### Extracted data

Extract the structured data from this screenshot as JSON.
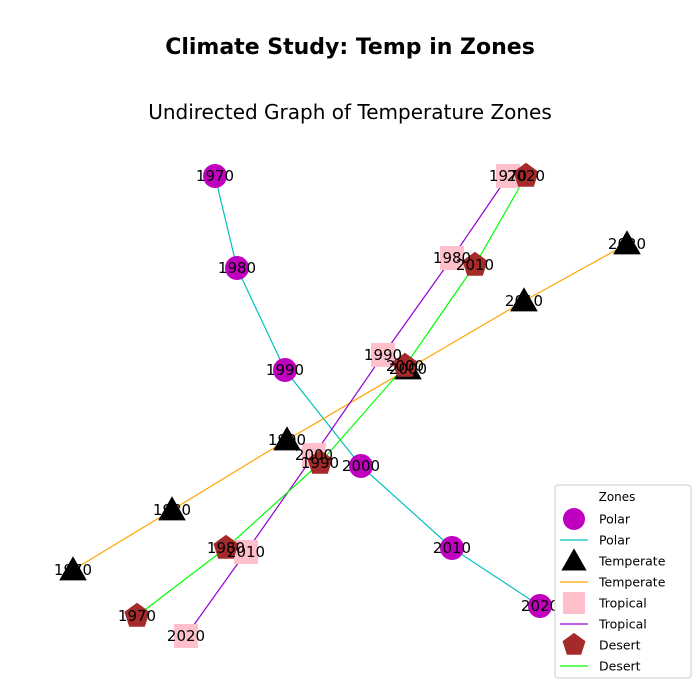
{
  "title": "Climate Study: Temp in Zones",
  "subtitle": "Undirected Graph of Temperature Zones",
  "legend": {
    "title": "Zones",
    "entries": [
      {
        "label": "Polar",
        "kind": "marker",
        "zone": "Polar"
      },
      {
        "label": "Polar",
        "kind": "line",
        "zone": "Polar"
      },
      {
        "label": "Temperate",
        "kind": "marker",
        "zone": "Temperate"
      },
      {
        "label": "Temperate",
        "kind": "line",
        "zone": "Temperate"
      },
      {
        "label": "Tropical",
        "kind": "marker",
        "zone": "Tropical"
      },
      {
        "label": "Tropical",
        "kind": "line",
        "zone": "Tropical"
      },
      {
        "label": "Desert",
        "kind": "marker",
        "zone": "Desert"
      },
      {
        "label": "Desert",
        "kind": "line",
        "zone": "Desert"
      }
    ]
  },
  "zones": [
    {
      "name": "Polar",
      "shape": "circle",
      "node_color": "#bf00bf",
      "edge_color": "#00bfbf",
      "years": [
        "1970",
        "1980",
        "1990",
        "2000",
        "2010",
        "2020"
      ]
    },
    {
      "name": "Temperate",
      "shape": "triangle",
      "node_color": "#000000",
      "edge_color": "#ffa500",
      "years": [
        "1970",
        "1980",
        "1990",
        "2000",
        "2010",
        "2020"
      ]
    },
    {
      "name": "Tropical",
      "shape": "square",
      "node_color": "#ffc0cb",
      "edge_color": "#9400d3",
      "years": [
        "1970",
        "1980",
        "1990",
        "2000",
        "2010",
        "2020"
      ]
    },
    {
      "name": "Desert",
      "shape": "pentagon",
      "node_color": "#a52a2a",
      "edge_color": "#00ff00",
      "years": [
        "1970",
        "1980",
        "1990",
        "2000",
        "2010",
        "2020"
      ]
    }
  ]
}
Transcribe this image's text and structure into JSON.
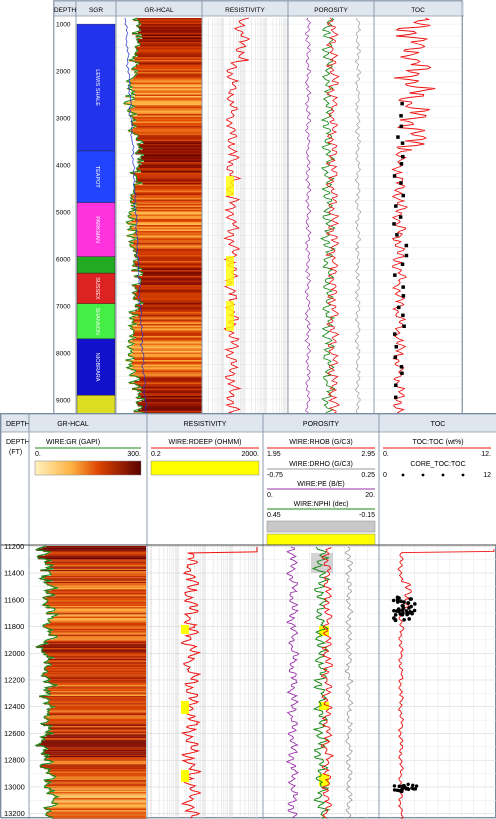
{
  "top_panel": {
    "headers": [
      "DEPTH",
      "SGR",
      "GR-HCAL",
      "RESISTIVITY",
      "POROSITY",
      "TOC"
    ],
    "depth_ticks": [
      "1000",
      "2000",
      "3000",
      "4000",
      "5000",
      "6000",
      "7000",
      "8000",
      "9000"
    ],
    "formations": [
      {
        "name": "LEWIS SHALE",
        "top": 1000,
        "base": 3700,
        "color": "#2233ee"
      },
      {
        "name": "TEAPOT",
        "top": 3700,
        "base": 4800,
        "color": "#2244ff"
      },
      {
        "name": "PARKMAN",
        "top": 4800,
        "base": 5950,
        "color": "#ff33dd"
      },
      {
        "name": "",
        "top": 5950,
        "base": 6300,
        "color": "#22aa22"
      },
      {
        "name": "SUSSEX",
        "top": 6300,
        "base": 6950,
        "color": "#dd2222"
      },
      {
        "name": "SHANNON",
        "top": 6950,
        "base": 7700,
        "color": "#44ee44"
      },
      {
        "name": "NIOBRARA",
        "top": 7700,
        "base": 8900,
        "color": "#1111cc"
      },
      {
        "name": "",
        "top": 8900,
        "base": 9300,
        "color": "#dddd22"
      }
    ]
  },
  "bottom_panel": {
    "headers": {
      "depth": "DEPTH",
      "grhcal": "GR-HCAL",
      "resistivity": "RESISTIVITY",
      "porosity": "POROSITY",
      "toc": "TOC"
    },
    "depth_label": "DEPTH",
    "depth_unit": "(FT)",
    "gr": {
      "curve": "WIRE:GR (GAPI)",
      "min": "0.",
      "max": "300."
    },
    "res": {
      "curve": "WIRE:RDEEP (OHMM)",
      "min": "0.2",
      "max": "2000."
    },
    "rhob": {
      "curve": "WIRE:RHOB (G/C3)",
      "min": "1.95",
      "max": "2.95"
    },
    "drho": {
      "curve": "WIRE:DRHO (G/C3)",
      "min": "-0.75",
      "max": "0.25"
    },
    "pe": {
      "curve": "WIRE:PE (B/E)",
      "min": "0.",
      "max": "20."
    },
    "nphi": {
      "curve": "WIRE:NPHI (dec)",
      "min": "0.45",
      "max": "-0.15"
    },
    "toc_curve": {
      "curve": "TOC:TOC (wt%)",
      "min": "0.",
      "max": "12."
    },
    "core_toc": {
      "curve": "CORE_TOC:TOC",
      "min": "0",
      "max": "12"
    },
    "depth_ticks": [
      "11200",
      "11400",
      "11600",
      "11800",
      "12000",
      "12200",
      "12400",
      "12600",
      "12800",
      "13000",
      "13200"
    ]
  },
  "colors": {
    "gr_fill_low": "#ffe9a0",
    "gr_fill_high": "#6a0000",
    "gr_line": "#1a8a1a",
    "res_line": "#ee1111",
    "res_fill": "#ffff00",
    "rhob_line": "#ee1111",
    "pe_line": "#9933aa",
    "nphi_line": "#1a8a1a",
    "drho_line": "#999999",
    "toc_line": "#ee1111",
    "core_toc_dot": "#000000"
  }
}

### Exercise description
Reproduce each line of the records exactly, and omit every picture.

### Result
Extract the structured data from this screenshot as JSON.
{
  "title": "Climate Study: Temp in Zones",
  "subtitle": "Undirected Graph of Temperature Zones",
  "legend": {
    "title": "Zones",
    "entries": [
      {
        "label": "Polar",
        "kind": "marker",
        "zone": "Polar"
      },
      {
        "label": "Polar",
        "kind": "line",
        "zone": "Polar"
      },
      {
        "label": "Temperate",
        "kind": "marker",
        "zone": "Temperate"
      },
      {
        "label": "Temperate",
        "kind": "line",
        "zone": "Temperate"
      },
      {
        "label": "Tropical",
        "kind": "marker",
        "zone": "Tropical"
      },
      {
        "label": "Tropical",
        "kind": "line",
        "zone": "Tropical"
      },
      {
        "label": "Desert",
        "kind": "marker",
        "zone": "Desert"
      },
      {
        "label": "Desert",
        "kind": "line",
        "zone": "Desert"
      }
    ]
  },
  "zones": [
    {
      "name": "Polar",
      "shape": "circle",
      "node_color": "#bf00bf",
      "edge_color": "#00bfbf",
      "years": [
        "1970",
        "1980",
        "1990",
        "2000",
        "2010",
        "2020"
      ]
    },
    {
      "name": "Temperate",
      "shape": "triangle",
      "node_color": "#000000",
      "edge_color": "#ffa500",
      "years": [
        "1970",
        "1980",
        "1990",
        "2000",
        "2010",
        "2020"
      ]
    },
    {
      "name": "Tropical",
      "shape": "square",
      "node_color": "#ffc0cb",
      "edge_color": "#9400d3",
      "years": [
        "1970",
        "1980",
        "1990",
        "2000",
        "2010",
        "2020"
      ]
    },
    {
      "name": "Desert",
      "shape": "pentagon",
      "node_color": "#a52a2a",
      "edge_color": "#00ff00",
      "years": [
        "1970",
        "1980",
        "1990",
        "2000",
        "2010",
        "2020"
      ]
    }
  ]
}
Transcribe this image's text and structure into JSON.
{
  "top_panel": {
    "headers": [
      "DEPTH",
      "SGR",
      "GR-HCAL",
      "RESISTIVITY",
      "POROSITY",
      "TOC"
    ],
    "depth_ticks": [
      "1000",
      "2000",
      "3000",
      "4000",
      "5000",
      "6000",
      "7000",
      "8000",
      "9000"
    ],
    "formations": [
      {
        "name": "LEWIS SHALE",
        "top": 1000,
        "base": 3700,
        "color": "#2233ee"
      },
      {
        "name": "TEAPOT",
        "top": 3700,
        "base": 4800,
        "color": "#2244ff"
      },
      {
        "name": "PARKMAN",
        "top": 4800,
        "base": 5950,
        "color": "#ff33dd"
      },
      {
        "name": "",
        "top": 5950,
        "base": 6300,
        "color": "#22aa22"
      },
      {
        "name": "SUSSEX",
        "top": 6300,
        "base": 6950,
        "color": "#dd2222"
      },
      {
        "name": "SHANNON",
        "top": 6950,
        "base": 7700,
        "color": "#44ee44"
      },
      {
        "name": "NIOBRARA",
        "top": 7700,
        "base": 8900,
        "color": "#1111cc"
      },
      {
        "name": "",
        "top": 8900,
        "base": 9300,
        "color": "#dddd22"
      }
    ]
  },
  "bottom_panel": {
    "headers": {
      "depth": "DEPTH",
      "grhcal": "GR-HCAL",
      "resistivity": "RESISTIVITY",
      "porosity": "POROSITY",
      "toc": "TOC"
    },
    "depth_label": "DEPTH",
    "depth_unit": "(FT)",
    "gr": {
      "curve": "WIRE:GR (GAPI)",
      "min": "0.",
      "max": "300."
    },
    "res": {
      "curve": "WIRE:RDEEP (OHMM)",
      "min": "0.2",
      "max": "2000."
    },
    "rhob": {
      "curve": "WIRE:RHOB (G/C3)",
      "min": "1.95",
      "max": "2.95"
    },
    "drho": {
      "curve": "WIRE:DRHO (G/C3)",
      "min": "-0.75",
      "max": "0.25"
    },
    "pe": {
      "curve": "WIRE:PE (B/E)",
      "min": "0.",
      "max": "20."
    },
    "nphi": {
      "curve": "WIRE:NPHI (dec)",
      "min": "0.45",
      "max": "-0.15"
    },
    "toc_curve": {
      "curve": "TOC:TOC (wt%)",
      "min": "0.",
      "max": "12."
    },
    "core_toc": {
      "curve": "CORE_TOC:TOC",
      "min": "0",
      "max": "12"
    },
    "depth_ticks": [
      "11200",
      "11400",
      "11600",
      "11800",
      "12000",
      "12200",
      "12400",
      "12600",
      "12800",
      "13000",
      "13200"
    ]
  },
  "colors": {
    "gr_fill_low": "#ffe9a0",
    "gr_fill_high": "#6a0000",
    "gr_line": "#1a8a1a",
    "res_line": "#ee1111",
    "res_fill": "#ffff00",
    "rhob_line": "#ee1111",
    "pe_line": "#9933aa",
    "nphi_line": "#1a8a1a",
    "drho_line": "#999999",
    "toc_line": "#ee1111",
    "core_toc_dot": "#000000"
  }
}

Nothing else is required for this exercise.